For the listing below, give the count of lines containing "arrow", and no other text.

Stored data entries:
= = = = = = =
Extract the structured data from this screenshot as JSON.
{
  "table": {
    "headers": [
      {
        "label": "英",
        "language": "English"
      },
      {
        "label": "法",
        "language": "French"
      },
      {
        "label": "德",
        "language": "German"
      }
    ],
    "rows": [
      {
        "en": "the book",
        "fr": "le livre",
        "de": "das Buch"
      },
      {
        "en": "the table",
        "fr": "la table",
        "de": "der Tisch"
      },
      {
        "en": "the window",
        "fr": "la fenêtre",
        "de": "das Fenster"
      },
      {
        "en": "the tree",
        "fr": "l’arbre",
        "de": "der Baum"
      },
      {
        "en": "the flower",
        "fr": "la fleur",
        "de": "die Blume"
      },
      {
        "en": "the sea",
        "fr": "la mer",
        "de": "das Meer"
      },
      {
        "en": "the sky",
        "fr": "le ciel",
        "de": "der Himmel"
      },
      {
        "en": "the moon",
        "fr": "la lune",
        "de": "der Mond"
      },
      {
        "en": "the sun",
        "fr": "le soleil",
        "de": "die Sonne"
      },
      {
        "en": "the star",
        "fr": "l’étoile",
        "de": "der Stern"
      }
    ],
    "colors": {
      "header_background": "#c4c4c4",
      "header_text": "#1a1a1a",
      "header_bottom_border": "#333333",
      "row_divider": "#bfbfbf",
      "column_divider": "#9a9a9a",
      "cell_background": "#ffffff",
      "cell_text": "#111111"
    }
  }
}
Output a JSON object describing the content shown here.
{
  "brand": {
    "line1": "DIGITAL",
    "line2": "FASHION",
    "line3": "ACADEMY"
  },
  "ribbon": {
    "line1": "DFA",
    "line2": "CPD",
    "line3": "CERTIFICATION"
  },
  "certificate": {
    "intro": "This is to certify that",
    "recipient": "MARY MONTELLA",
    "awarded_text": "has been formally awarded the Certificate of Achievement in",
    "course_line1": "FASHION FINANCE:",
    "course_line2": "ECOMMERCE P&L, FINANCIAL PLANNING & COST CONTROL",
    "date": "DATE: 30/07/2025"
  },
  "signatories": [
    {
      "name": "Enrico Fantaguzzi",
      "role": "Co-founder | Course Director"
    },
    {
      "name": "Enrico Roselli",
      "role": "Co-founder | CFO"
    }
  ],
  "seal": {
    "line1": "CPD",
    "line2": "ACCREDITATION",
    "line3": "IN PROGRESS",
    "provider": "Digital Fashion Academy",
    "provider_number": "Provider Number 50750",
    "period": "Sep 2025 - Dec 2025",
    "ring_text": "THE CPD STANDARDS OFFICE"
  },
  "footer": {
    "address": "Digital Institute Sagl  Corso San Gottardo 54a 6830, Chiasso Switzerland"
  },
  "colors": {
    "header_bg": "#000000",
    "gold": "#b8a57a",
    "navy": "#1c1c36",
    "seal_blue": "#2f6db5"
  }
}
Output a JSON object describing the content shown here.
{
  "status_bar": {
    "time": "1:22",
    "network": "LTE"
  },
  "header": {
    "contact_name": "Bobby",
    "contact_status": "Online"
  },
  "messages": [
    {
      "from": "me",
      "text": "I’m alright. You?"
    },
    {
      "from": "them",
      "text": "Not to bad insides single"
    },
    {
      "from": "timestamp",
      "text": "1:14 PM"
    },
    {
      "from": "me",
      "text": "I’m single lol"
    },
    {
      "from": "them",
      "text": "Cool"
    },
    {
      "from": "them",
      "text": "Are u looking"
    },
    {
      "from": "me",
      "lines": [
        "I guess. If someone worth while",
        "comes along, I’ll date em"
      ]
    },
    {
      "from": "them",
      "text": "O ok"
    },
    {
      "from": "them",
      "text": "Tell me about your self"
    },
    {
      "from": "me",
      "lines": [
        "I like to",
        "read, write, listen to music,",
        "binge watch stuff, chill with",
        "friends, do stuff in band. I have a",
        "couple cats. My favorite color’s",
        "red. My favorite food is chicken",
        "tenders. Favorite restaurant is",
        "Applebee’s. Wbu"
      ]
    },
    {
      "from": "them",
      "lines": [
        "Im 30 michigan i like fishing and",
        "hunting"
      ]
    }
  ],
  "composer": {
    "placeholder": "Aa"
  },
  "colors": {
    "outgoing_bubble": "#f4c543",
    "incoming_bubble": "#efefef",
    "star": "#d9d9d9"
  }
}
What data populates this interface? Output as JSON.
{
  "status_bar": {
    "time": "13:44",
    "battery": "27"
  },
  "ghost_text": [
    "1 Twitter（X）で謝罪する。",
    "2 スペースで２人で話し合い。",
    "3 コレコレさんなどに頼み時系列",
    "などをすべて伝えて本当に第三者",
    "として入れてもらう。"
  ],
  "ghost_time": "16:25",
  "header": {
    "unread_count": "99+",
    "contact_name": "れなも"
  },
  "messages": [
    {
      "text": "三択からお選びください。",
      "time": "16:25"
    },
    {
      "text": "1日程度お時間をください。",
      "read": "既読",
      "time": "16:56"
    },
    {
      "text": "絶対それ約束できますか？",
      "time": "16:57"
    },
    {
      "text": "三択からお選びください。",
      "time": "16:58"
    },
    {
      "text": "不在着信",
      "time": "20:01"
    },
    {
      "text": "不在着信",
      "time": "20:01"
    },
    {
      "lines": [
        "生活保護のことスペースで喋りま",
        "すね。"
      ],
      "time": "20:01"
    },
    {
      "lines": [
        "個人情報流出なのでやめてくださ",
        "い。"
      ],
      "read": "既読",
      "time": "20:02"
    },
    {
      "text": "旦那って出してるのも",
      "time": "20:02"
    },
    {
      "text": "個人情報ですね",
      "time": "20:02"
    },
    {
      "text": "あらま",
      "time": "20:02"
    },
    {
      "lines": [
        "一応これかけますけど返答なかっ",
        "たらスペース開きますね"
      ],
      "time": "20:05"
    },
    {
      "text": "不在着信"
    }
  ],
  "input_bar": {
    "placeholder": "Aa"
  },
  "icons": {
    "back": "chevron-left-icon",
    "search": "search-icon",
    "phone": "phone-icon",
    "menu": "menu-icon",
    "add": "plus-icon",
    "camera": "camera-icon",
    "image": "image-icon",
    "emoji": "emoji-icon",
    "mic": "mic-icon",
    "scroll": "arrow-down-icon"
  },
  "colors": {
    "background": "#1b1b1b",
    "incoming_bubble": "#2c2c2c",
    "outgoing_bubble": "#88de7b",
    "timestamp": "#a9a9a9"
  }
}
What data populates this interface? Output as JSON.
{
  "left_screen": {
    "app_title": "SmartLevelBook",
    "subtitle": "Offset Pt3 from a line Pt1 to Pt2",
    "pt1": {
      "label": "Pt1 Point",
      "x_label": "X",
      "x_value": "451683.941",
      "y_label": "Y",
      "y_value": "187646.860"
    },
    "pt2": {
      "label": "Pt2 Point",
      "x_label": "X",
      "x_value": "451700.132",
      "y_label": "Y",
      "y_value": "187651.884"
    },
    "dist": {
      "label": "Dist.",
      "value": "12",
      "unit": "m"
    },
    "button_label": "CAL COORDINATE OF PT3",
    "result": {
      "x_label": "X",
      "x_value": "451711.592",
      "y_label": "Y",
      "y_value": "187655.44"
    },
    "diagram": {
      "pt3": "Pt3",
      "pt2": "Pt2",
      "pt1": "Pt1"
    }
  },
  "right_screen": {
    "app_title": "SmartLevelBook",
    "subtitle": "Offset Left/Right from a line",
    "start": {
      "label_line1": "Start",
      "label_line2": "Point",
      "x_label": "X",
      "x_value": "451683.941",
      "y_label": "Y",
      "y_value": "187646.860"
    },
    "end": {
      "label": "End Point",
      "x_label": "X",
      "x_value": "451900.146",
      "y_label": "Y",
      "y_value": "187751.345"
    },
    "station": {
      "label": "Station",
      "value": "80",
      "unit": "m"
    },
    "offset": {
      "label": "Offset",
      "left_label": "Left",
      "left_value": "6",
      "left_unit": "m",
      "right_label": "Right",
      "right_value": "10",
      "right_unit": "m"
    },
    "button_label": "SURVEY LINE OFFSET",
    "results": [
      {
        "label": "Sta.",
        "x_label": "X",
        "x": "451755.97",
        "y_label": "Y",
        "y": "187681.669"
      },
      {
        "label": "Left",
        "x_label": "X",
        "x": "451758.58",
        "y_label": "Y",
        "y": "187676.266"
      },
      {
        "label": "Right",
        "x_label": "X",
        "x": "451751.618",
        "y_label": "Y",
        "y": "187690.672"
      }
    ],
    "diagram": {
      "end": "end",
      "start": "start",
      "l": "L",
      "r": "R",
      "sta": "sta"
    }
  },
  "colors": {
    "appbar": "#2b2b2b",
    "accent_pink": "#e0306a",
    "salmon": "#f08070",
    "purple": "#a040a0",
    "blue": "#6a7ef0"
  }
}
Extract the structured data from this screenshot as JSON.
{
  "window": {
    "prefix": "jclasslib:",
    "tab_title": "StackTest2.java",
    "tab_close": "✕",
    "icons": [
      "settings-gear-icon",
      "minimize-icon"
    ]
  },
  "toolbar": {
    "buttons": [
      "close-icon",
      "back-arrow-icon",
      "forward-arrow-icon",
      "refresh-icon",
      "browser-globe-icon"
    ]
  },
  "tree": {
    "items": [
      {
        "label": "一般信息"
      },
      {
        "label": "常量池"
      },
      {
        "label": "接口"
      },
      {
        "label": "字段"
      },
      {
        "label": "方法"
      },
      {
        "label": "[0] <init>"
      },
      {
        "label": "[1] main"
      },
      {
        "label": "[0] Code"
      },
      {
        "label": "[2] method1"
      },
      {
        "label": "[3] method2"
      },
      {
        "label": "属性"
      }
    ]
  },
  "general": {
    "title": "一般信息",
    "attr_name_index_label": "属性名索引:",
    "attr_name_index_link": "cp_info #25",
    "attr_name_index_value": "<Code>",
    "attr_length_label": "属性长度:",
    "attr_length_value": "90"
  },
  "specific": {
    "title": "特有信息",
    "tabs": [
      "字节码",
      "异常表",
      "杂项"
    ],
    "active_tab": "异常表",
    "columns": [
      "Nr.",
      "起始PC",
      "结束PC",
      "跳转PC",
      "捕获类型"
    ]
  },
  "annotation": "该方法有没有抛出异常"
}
= = = = = = =
SOLUTION
3